PROVIDED MATERIAL:
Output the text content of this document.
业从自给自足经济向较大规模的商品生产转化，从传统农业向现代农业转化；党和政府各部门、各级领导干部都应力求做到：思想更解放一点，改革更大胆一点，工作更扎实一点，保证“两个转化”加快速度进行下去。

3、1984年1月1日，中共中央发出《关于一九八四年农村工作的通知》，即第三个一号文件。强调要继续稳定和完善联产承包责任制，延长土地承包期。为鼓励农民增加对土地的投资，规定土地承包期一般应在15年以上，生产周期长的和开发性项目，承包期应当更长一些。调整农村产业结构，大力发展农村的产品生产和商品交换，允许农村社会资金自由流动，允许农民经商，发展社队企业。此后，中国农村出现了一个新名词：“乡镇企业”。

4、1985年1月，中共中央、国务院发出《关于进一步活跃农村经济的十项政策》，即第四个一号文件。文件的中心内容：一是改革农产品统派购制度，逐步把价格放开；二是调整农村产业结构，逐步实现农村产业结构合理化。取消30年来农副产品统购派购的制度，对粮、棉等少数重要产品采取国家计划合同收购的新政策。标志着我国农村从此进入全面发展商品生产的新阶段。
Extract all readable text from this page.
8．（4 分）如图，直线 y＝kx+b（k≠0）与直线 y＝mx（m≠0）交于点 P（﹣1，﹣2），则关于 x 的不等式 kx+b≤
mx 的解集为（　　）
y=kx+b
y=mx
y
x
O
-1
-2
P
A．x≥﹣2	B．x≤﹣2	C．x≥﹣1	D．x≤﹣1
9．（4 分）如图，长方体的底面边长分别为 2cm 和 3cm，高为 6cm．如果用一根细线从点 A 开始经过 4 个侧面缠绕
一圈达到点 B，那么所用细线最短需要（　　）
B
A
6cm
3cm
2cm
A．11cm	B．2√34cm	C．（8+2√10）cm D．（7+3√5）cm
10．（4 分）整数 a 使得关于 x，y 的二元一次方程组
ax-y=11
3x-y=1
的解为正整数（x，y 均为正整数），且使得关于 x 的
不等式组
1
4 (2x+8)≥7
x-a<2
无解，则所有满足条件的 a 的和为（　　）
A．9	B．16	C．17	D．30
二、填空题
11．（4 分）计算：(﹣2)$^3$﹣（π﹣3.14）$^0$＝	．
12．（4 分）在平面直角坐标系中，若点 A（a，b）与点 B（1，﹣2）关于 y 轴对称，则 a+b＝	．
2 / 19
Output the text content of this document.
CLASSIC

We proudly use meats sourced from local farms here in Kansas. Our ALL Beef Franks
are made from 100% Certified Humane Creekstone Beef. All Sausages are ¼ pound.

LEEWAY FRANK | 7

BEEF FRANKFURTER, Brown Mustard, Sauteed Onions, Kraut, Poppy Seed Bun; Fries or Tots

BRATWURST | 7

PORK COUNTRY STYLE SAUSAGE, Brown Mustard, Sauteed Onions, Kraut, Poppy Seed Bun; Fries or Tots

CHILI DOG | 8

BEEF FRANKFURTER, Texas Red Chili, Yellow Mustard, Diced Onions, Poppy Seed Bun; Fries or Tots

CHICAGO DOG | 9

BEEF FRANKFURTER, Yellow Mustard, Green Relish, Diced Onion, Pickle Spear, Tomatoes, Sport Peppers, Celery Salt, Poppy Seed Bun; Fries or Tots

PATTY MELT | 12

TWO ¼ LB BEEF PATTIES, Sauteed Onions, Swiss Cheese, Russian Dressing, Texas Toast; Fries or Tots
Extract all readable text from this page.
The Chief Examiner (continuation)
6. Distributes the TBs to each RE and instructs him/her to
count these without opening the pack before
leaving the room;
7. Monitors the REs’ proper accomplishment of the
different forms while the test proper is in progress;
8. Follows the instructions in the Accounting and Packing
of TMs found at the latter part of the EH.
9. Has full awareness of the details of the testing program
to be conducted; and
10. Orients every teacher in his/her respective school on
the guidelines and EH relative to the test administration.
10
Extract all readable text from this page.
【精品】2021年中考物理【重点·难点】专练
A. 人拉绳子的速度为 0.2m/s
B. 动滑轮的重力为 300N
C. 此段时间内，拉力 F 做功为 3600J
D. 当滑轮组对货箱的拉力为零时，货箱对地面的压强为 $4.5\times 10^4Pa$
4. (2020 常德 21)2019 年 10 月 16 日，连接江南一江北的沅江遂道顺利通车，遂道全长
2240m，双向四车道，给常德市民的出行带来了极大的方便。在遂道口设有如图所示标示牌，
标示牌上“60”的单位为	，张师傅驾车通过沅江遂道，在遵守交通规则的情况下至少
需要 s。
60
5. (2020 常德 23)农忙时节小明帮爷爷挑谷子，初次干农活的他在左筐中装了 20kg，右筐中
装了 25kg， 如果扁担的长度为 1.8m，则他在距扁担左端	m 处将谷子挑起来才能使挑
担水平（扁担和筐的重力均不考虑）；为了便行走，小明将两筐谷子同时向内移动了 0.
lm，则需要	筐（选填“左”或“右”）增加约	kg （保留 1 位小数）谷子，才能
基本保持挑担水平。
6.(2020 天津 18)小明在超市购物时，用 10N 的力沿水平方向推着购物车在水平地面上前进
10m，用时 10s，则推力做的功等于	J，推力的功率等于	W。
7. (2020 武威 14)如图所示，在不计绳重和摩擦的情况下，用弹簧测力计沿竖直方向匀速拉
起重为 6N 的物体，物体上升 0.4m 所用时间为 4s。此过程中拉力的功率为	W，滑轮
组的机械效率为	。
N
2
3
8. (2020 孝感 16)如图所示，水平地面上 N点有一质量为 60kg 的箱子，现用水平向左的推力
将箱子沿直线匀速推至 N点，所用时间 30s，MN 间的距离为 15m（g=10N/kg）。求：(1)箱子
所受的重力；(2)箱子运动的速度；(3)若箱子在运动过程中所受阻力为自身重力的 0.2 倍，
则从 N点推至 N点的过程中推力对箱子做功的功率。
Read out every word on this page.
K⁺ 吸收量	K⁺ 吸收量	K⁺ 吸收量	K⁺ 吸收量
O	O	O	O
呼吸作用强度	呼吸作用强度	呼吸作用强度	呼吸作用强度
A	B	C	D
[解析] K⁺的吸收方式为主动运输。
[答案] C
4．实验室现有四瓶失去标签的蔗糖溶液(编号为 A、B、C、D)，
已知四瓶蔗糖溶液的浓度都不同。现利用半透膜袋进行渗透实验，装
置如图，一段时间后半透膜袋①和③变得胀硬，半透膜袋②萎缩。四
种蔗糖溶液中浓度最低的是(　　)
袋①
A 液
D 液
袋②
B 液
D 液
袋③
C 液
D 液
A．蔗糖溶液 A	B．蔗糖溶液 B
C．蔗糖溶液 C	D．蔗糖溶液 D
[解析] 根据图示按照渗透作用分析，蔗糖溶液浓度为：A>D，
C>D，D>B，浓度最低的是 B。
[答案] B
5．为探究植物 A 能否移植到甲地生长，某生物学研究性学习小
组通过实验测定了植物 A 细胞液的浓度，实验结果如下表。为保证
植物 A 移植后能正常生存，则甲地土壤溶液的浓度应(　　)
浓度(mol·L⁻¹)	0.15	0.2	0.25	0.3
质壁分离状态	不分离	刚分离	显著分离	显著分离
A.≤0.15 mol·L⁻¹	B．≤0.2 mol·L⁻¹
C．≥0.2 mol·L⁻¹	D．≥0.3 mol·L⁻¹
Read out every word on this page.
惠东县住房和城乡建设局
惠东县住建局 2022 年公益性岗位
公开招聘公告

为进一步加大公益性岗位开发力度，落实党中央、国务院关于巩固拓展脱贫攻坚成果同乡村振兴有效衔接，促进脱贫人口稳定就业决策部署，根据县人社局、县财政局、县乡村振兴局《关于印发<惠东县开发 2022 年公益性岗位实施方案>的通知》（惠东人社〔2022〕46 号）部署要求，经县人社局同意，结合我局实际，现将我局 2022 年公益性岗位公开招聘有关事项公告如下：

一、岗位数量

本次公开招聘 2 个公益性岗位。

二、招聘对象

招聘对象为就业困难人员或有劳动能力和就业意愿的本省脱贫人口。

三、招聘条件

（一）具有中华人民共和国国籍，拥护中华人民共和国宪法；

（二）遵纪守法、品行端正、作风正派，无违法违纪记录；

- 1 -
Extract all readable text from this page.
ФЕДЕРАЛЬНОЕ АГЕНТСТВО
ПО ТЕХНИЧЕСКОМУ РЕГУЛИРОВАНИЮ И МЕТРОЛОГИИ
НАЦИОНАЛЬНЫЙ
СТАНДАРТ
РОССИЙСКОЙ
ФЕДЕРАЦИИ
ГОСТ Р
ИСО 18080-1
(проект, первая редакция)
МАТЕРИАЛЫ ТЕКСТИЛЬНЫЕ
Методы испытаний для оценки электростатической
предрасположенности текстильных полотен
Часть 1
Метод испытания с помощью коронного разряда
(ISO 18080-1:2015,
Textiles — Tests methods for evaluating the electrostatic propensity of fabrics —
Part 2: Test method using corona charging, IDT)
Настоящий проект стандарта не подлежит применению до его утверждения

OBJECTIVE: Isolate the lines that hold the word "Mustard" and copy all of them.

ANSWER FOR THIS EXERCISE:
BEEF FRANKFURTER, Brown Mustard, Sauteed Onions, Kraut, Poppy Seed Bun; Fries or Tots
PORK COUNTRY STYLE SAUSAGE, Brown Mustard, Sauteed Onions, Kraut, Poppy Seed Bun; Fries or Tots
BEEF FRANKFURTER, Texas Red Chili, Yellow Mustard, Diced Onions, Poppy Seed Bun; Fries or Tots
BEEF FRANKFURTER, Yellow Mustard, Green Relish, Diced Onion, Pickle Spear, Tomatoes, Sport Peppers, Celery Salt, Poppy Seed Bun; Fries or Tots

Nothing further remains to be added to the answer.